[PROBLEM DETAILS]: Reproduce the entries below in full, word for word.

[EXCERPTED RECORDS]:
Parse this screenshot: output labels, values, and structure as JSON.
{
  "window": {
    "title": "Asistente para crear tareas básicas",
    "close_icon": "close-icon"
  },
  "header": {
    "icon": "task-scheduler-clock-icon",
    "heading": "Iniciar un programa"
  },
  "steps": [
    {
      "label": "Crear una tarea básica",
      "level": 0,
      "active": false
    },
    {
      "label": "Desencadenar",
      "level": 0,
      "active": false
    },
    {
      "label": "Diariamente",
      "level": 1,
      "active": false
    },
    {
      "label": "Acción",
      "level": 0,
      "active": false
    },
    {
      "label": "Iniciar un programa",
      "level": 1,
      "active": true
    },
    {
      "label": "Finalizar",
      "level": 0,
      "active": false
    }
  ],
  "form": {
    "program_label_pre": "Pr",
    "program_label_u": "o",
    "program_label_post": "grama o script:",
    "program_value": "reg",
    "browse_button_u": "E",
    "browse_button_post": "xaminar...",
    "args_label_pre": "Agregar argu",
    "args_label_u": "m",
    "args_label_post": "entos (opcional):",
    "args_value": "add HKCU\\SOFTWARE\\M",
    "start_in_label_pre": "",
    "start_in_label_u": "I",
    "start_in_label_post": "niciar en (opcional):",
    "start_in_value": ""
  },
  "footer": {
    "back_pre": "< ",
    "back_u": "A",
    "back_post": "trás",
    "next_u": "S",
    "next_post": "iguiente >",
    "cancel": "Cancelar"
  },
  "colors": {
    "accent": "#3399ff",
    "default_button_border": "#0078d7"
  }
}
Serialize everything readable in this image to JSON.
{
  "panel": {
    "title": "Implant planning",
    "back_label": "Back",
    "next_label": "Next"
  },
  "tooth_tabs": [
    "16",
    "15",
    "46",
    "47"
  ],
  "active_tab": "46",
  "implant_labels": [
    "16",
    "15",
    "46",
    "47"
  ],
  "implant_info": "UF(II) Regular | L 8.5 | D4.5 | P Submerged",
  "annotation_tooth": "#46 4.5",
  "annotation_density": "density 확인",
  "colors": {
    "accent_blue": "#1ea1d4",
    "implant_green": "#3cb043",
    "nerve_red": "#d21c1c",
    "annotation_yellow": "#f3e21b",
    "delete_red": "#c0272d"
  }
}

[WRITTEN ANSWER]:
Parse this screenshot: output labels, values, and structure as JSON.
{
  "window": {
    "title": "Asistente para crear tareas básicas",
    "close_icon": "close-icon"
  },
  "header": {
    "icon": "task-scheduler-clock-icon",
    "heading": "Iniciar un programa"
  },
  "steps": [
    {
      "label": "Crear una tarea básica",
      "level": 0,
      "active": false
    },
    {
      "label": "Desencadenar",
      "level": 0,
      "active": false
    },
    {
      "label": "Diariamente",
      "level": 1,
      "active": false
    },
    {
      "label": "Acción",
      "level": 0,
      "active": false
    },
    {
      "label": "Iniciar un programa",
      "level": 1,
      "active": true
    },
    {
      "label": "Finalizar",
      "level": 0,
      "active": false
    }
  ],
  "form": {
    "program_label_pre": "Pr",
    "program_label_u": "o",
    "program_label_post": "grama o script:",
    "program_value": "reg",
    "browse_button_u": "E",
    "browse_button_post": "xaminar...",
    "args_label_pre": "Agregar argu",
    "args_label_u": "m",
    "args_label_post": "entos (opcional):",
    "args_value": "add HKCU\\SOFTWARE\\M",
    "start_in_label_pre": "",
    "start_in_label_u": "I",
    "start_in_label_post": "niciar en (opcional):",
    "start_in_value": ""
  },
  "footer": {
    "back_pre": "< ",
    "back_u": "A",
    "back_post": "trás",
    "next_u": "S",
    "next_post": "iguiente >",
    "cancel": "Cancelar"
  },
  "colors": {
    "accent": "#3399ff",
    "default_button_border": "#0078d7"
  }
}
Serialize everything readable in this image to JSON.
{
  "panel": {
    "title": "Implant planning",
    "back_label": "Back",
    "next_label": "Next"
  },
  "tooth_tabs": [
    "16",
    "15",
    "46",
    "47"
  ],
  "active_tab": "46",
  "implant_labels": [
    "16",
    "15",
    "46",
    "47"
  ],
  "implant_info": "UF(II) Regular | L 8.5 | D4.5 | P Submerged",
  "annotation_tooth": "#46 4.5",
  "annotation_density": "density 확인",
  "colors": {
    "accent_blue": "#1ea1d4",
    "implant_green": "#3cb043",
    "nerve_red": "#d21c1c",
    "annotation_yellow": "#f3e21b",
    "delete_red": "#c0272d"
  }
}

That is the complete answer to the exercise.